Aim of the task: Please reproduce the items from the line with "light-label: LIGHT — [486, 211, 512, 220]" to the line with "cell: Cf/sLA — [261, 522, 402, 565]", substituting "Monitoring output" for "Viewing output" and leaving everything else untouched.

+-------+

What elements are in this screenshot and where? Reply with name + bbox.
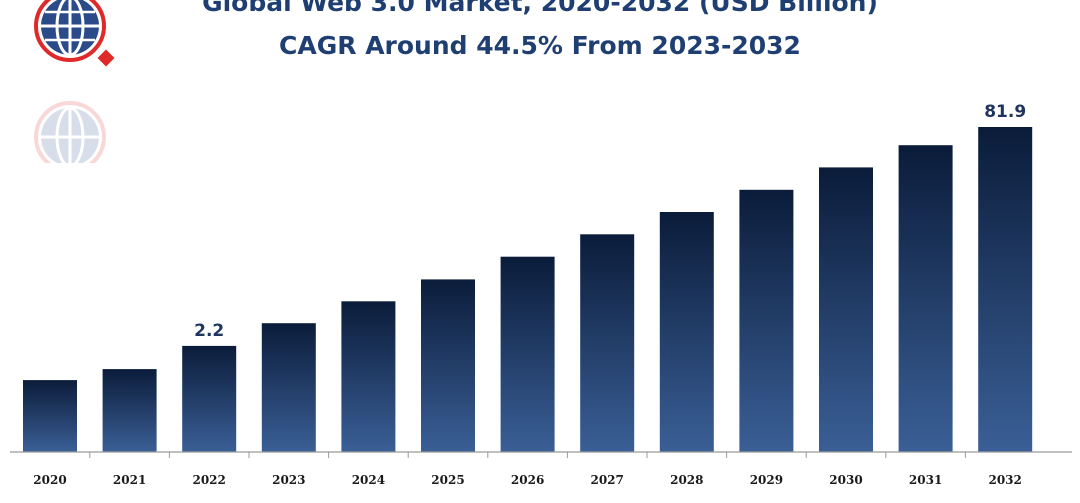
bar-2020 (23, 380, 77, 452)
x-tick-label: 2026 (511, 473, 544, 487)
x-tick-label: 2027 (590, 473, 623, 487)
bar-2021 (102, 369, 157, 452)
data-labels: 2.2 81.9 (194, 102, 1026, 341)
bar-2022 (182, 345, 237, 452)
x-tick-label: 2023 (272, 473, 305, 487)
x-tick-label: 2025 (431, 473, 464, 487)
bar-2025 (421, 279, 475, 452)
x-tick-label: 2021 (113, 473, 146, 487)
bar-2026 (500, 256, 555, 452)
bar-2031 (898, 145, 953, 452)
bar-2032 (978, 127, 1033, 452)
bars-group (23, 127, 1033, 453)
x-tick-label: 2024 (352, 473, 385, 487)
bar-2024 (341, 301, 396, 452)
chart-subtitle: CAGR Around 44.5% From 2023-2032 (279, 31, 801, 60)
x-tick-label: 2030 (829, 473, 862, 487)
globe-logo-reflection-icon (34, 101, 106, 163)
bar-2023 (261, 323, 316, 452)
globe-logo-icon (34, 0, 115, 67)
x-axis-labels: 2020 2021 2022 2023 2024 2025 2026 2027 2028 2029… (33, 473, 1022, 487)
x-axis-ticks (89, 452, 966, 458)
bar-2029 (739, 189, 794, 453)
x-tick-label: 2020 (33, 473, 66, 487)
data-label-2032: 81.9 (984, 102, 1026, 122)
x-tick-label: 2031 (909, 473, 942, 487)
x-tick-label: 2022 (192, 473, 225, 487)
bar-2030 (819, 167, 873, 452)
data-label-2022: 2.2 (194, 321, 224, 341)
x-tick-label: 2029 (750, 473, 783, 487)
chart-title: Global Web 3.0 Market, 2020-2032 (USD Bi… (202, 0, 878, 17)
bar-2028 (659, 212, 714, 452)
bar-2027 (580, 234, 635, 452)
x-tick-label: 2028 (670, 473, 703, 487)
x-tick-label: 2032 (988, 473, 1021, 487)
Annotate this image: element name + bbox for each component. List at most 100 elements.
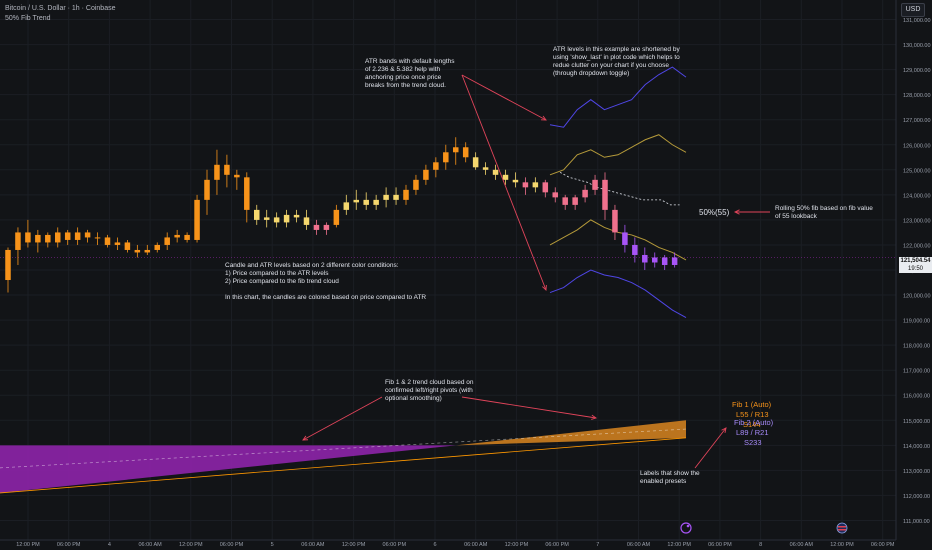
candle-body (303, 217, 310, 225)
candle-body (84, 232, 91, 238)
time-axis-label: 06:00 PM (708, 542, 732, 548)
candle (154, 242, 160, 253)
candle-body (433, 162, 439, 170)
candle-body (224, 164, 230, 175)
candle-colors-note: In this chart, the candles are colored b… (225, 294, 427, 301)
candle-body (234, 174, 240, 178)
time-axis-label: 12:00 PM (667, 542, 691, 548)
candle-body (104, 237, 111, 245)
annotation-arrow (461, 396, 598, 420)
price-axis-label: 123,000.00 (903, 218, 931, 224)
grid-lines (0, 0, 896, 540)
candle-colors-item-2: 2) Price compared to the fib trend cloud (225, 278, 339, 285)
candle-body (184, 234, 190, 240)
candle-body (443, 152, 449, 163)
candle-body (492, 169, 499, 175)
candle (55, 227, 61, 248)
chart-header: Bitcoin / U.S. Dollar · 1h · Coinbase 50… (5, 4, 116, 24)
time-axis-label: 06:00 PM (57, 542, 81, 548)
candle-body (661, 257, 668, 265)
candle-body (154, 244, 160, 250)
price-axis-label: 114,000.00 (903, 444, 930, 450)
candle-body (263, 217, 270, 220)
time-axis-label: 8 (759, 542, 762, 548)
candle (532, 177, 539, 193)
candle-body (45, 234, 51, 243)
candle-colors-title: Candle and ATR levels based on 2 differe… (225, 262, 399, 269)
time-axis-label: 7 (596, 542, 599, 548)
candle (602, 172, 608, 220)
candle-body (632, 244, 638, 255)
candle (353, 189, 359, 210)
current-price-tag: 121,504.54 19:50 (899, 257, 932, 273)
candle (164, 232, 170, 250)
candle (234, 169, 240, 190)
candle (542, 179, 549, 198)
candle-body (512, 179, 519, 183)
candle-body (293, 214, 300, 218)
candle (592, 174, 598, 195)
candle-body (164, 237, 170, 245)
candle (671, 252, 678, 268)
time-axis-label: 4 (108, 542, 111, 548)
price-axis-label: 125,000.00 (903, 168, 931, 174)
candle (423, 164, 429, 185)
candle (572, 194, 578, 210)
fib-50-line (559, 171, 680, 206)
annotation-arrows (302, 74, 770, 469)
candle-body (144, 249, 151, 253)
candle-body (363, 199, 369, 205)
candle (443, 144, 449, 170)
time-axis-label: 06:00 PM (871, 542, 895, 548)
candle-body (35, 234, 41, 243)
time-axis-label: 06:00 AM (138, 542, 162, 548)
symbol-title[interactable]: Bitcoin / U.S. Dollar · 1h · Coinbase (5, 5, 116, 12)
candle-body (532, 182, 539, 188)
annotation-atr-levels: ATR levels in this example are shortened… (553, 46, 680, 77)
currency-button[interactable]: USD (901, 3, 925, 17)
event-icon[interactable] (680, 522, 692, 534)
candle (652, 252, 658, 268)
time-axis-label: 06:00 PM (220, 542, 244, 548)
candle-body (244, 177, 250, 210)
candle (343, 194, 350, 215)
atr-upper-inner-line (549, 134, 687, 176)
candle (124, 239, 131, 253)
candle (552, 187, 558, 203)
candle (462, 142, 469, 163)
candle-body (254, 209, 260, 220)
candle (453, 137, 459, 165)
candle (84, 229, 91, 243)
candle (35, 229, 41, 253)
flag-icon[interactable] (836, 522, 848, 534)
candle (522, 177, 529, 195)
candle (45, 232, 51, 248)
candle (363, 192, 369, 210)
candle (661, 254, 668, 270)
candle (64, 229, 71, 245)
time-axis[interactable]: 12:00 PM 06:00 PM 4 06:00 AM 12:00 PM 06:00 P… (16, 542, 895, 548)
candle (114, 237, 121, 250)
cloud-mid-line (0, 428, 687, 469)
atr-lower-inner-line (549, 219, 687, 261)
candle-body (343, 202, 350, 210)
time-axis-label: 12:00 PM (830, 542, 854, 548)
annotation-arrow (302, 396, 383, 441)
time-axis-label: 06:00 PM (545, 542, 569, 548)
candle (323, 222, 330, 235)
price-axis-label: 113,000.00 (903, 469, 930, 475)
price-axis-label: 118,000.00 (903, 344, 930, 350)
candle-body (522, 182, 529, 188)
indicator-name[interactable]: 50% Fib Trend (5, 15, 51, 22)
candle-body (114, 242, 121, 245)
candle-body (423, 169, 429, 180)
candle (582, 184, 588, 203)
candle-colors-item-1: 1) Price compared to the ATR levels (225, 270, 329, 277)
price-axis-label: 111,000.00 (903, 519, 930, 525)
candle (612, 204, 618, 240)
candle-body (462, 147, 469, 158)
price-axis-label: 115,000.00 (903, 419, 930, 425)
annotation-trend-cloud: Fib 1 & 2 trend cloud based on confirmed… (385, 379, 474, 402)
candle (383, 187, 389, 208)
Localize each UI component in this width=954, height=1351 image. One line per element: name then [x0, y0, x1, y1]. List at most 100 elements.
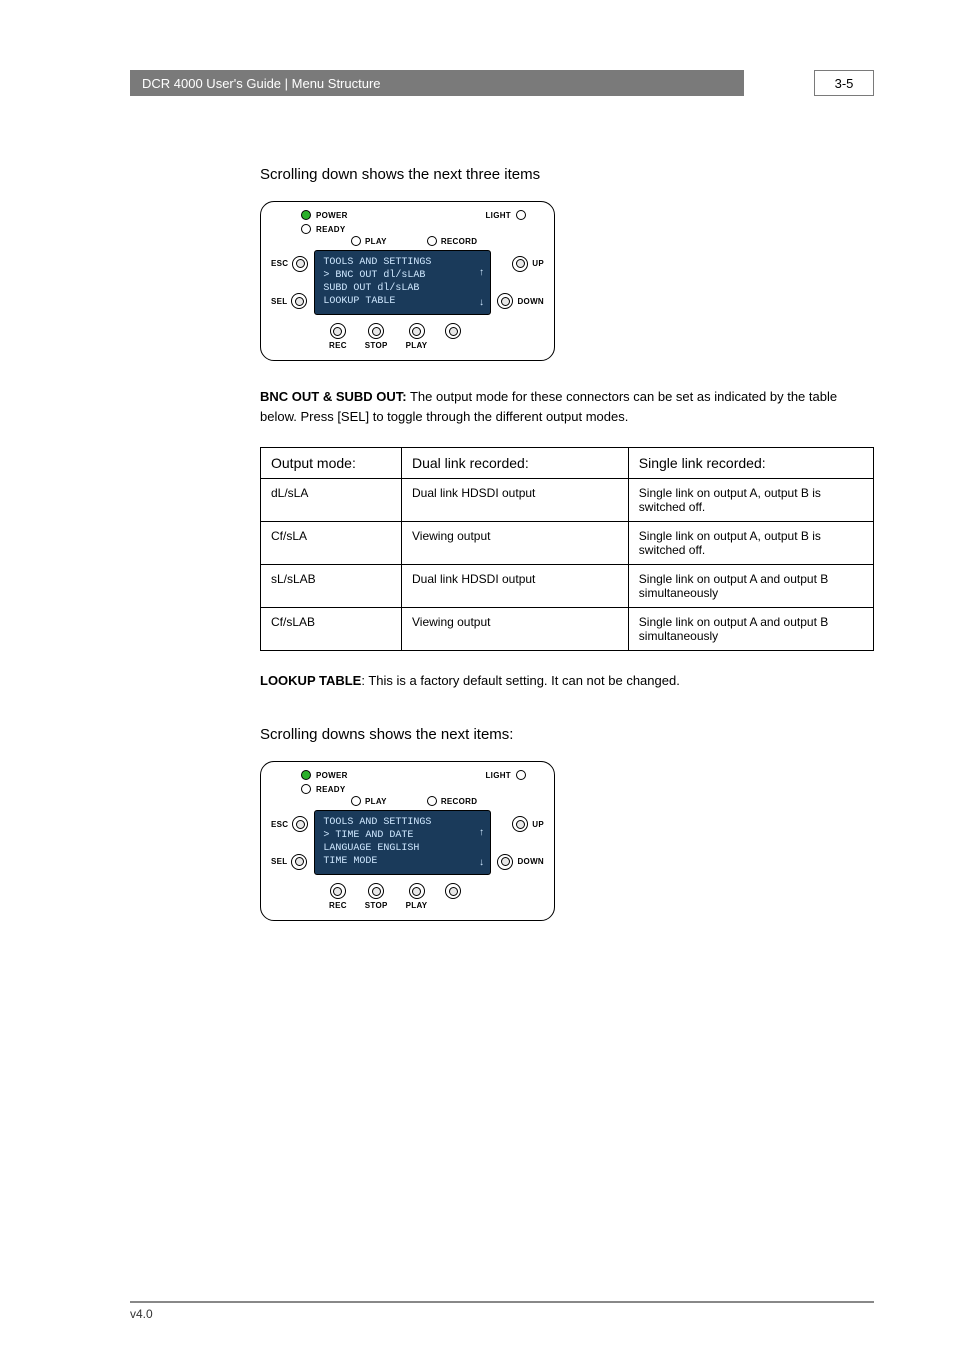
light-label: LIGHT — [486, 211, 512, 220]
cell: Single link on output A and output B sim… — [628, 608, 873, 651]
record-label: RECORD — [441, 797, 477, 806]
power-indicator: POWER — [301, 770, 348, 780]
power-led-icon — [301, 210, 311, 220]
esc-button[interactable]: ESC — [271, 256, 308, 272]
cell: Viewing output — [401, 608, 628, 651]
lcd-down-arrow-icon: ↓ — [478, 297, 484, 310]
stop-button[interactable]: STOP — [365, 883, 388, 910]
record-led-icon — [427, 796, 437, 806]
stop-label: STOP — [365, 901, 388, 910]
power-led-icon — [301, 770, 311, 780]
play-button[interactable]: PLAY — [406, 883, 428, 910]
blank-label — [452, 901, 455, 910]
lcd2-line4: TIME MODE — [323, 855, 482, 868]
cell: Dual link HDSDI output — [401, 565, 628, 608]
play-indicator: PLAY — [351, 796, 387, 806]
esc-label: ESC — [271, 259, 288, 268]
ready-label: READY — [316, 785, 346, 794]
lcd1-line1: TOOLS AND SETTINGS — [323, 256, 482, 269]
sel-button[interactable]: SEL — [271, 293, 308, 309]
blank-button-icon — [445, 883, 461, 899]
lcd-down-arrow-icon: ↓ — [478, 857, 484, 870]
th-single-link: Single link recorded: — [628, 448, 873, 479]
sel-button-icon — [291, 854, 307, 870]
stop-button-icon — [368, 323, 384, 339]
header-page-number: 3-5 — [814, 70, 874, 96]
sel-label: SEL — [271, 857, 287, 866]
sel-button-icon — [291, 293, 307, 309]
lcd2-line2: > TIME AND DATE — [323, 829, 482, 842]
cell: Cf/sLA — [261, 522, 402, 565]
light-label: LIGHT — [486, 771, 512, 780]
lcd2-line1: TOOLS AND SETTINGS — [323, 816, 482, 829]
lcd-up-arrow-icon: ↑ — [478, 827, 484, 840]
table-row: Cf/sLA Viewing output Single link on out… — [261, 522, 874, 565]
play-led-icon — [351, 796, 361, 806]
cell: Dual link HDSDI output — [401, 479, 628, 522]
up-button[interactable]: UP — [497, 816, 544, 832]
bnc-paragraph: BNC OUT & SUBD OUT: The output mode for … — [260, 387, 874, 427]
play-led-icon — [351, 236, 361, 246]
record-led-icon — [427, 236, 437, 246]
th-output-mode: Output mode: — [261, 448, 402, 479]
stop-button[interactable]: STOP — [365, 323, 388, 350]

+-------+

Response:
light-label: LIGHT — [486, 211, 512, 220]
cell: Single link on output A and output B sim… — [628, 608, 873, 651]
record-label: RECORD — [441, 797, 477, 806]
power-indicator: POWER — [301, 770, 348, 780]
power-led-icon — [301, 210, 311, 220]
esc-button[interactable]: ESC — [271, 256, 308, 272]
cell: Monitoring output — [401, 608, 628, 651]
lcd-down-arrow-icon: ↓ — [478, 297, 484, 310]
stop-button[interactable]: STOP — [365, 883, 388, 910]
record-led-icon — [427, 796, 437, 806]
stop-label: STOP — [365, 901, 388, 910]
power-led-icon — [301, 770, 311, 780]
play-button[interactable]: PLAY — [406, 883, 428, 910]
blank-label — [452, 901, 455, 910]
lcd2-line4: TIME MODE — [323, 855, 482, 868]
cell: Dual link HDSDI output — [401, 565, 628, 608]
play-indicator: PLAY — [351, 796, 387, 806]
esc-label: ESC — [271, 259, 288, 268]
ready-label: READY — [316, 785, 346, 794]
lcd1-line1: TOOLS AND SETTINGS — [323, 256, 482, 269]
sel-button[interactable]: SEL — [271, 293, 308, 309]
blank-button-icon — [445, 883, 461, 899]
lcd-down-arrow-icon: ↓ — [478, 857, 484, 870]
th-single-link: Single link recorded: — [628, 448, 873, 479]
sel-button-icon — [291, 854, 307, 870]
stop-button-icon — [368, 323, 384, 339]
header-page-number: 3-5 — [814, 70, 874, 96]
sel-label: SEL — [271, 857, 287, 866]
sel-button-icon — [291, 293, 307, 309]
lcd2-line2: > TIME AND DATE — [323, 829, 482, 842]
cell: Cf/sLA — [261, 522, 402, 565]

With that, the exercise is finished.